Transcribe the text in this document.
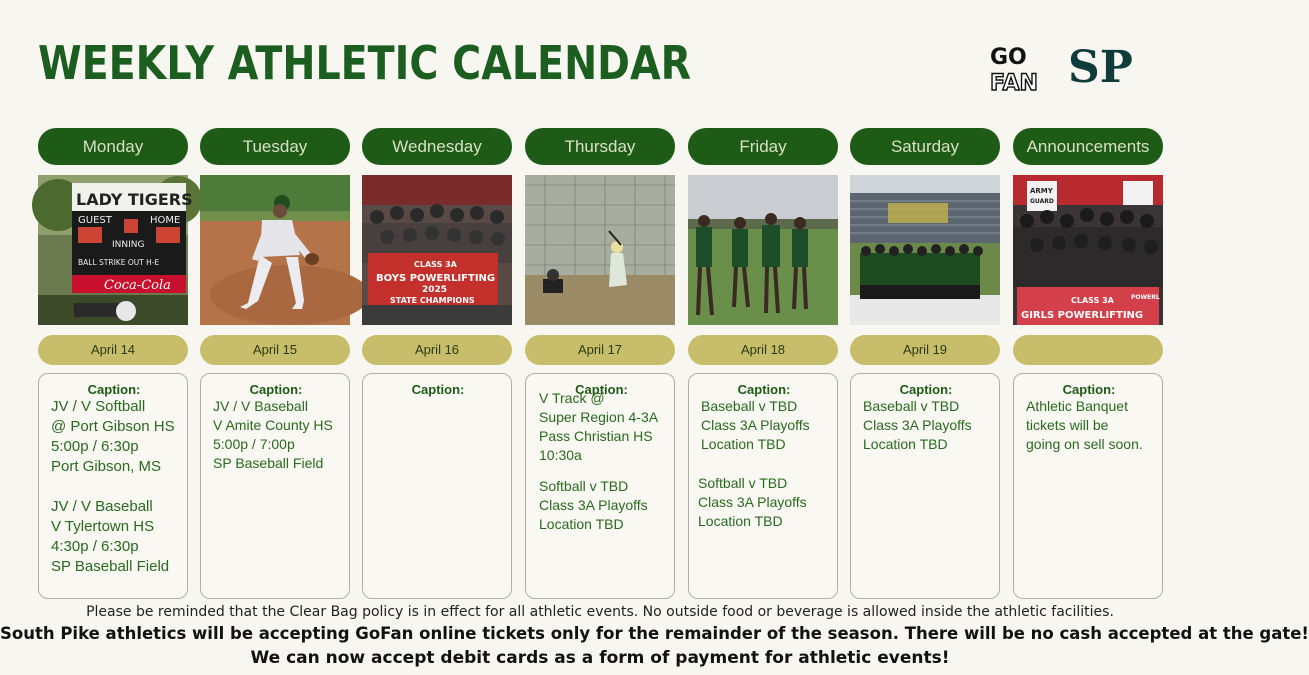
WEEKLY ATHLETIC CALENDAR	GO
FAN SP
Monday
LADY TIGERS
GUEST	HOME
INNING
BALL STRIKE OUT H-E
Coca-Cola
April 14
Caption:
JV / V Softball
@ Port Gibson HS
5:00p / 6:30p
Port Gibson, MS
JV / V Baseball
V Tylertown HS
4:30p / 6:30p
SP Baseball Field
Tuesday
April 15
Caption:
JV / V Baseball
V Amite County HS
5:00p / 7:00p
SP Baseball Field
Wednesday
CLASS 3A
BOYS POWERLIFTING
2025
STATE CHAMPIONS
April 16
Caption:
Thursday
April 17
Caption:
V Track @
Super Region 4-3A
Pass Christian HS
10:30a
Softball v TBD
Class 3A Playoffs
Location TBD
Friday
April 18
Caption:
Baseball v TBD
Class 3A Playoffs
Location TBD
Softball v TBD
Class 3A Playoffs
Location TBD
Saturday
April 19
Caption:
Baseball v TBD
Class 3A Playoffs
Location TBD
Announcements
ARMY
GUARD
CLASS 3A
GIRLS POWERLIFTING
POWERL
Caption:
Athletic Banquet
tickets will be
going on sell soon.
Please be reminded that the Clear Bag policy is in effect for all athletic events. No outside food or beverage is allowed inside the athletic facilities.
South Pike athletics will be accepting GoFan online tickets only for the remainder of the season. There will be no cash accepted at the gate!
We can now accept debit cards as a form of payment for athletic events!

- **What is expected**:
Nothing in the entries should change as you copy them, except that the pictures are left out.

- **Exercise solution**:
Transcribe the text in this document.
WEEKLY ATHLETIC CALENDAR	GO
FAN SP
Monday
LADY TIGERS
GUEST	HOME
INNING
BALL STRIKE OUT H-E
Coca-Cola
April 14
Caption:
JV / V Softball
@ Port Gibson HS
5:00p / 6:30p
Port Gibson, MS
JV / V Baseball
V Tylertown HS
4:30p / 6:30p
SP Baseball Field
Tuesday
April 15
Caption:
JV / V Baseball
V Amite County HS
5:00p / 7:00p
SP Baseball Field
Wednesday
CLASS 3A
BOYS POWERLIFTING
2025
STATE CHAMPIONS
April 16
Caption:
Thursday
April 17
Caption:
V Track @
Super Region 4-3A
Pass Christian HS
10:30a
Softball v TBD
Class 3A Playoffs
Location TBD
Friday
April 18
Caption:
Baseball v TBD
Class 3A Playoffs
Location TBD
Softball v TBD
Class 3A Playoffs
Location TBD
Saturday
April 19
Caption:
Baseball v TBD
Class 3A Playoffs
Location TBD
Announcements
ARMY
GUARD
CLASS 3A
GIRLS POWERLIFTING
POWERL
Caption:
Athletic Banquet
tickets will be
going on sell soon.
Please be reminded that the Clear Bag policy is in effect for all athletic events. No outside food or beverage is allowed inside the athletic facilities.
South Pike athletics will be accepting GoFan online tickets only for the remainder of the season. There will be no cash accepted at the gate!
We can now accept debit cards as a form of payment for athletic events!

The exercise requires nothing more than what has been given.